→ **Records from a data source**

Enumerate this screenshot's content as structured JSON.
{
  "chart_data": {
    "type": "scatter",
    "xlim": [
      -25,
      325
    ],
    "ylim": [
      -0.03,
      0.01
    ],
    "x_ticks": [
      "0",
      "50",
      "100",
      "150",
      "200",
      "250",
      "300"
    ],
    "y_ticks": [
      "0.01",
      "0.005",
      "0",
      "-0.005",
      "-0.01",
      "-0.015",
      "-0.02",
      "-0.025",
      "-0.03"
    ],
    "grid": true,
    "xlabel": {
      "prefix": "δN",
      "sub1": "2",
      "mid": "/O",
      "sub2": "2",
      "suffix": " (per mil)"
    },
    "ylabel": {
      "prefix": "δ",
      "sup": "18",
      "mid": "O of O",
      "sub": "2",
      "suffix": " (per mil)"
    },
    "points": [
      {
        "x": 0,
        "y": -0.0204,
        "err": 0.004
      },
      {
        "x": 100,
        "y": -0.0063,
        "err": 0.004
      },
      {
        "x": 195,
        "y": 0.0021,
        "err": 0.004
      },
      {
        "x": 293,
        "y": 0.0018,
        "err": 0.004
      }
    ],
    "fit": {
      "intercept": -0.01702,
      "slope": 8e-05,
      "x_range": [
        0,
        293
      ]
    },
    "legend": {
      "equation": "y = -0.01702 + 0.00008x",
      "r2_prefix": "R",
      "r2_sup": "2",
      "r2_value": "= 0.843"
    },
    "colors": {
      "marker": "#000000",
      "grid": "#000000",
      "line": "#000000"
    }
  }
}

→ **Requirement**
Reproduce every record, matching each line exactly.

→ **Output below**
Enumerate this screenshot's content as structured JSON.
{
  "chart_data": {
    "type": "scatter",
    "xlim": [
      -25,
      325
    ],
    "ylim": [
      -0.03,
      0.01
    ],
    "x_ticks": [
      "0",
      "50",
      "100",
      "150",
      "200",
      "250",
      "300"
    ],
    "y_ticks": [
      "0.01",
      "0.005",
      "0",
      "-0.005",
      "-0.01",
      "-0.015",
      "-0.02",
      "-0.025",
      "-0.03"
    ],
    "grid": true,
    "xlabel": {
      "prefix": "δN",
      "sub1": "2",
      "mid": "/O",
      "sub2": "2",
      "suffix": " (per mil)"
    },
    "ylabel": {
      "prefix": "δ",
      "sup": "18",
      "mid": "O of O",
      "sub": "2",
      "suffix": " (per mil)"
    },
    "points": [
      {
        "x": 0,
        "y": -0.0204,
        "err": 0.004
      },
      {
        "x": 100,
        "y": -0.0063,
        "err": 0.004
      },
      {
        "x": 195,
        "y": 0.0021,
        "err": 0.004
      },
      {
        "x": 293,
        "y": 0.0018,
        "err": 0.004
      }
    ],
    "fit": {
      "intercept": -0.01702,
      "slope": 8e-05,
      "x_range": [
        0,
        293
      ]
    },
    "legend": {
      "equation": "y = -0.01702 + 0.00008x",
      "r2_prefix": "R",
      "r2_sup": "2",
      "r2_value": "= 0.843"
    },
    "colors": {
      "marker": "#000000",
      "grid": "#000000",
      "line": "#000000"
    }
  }
}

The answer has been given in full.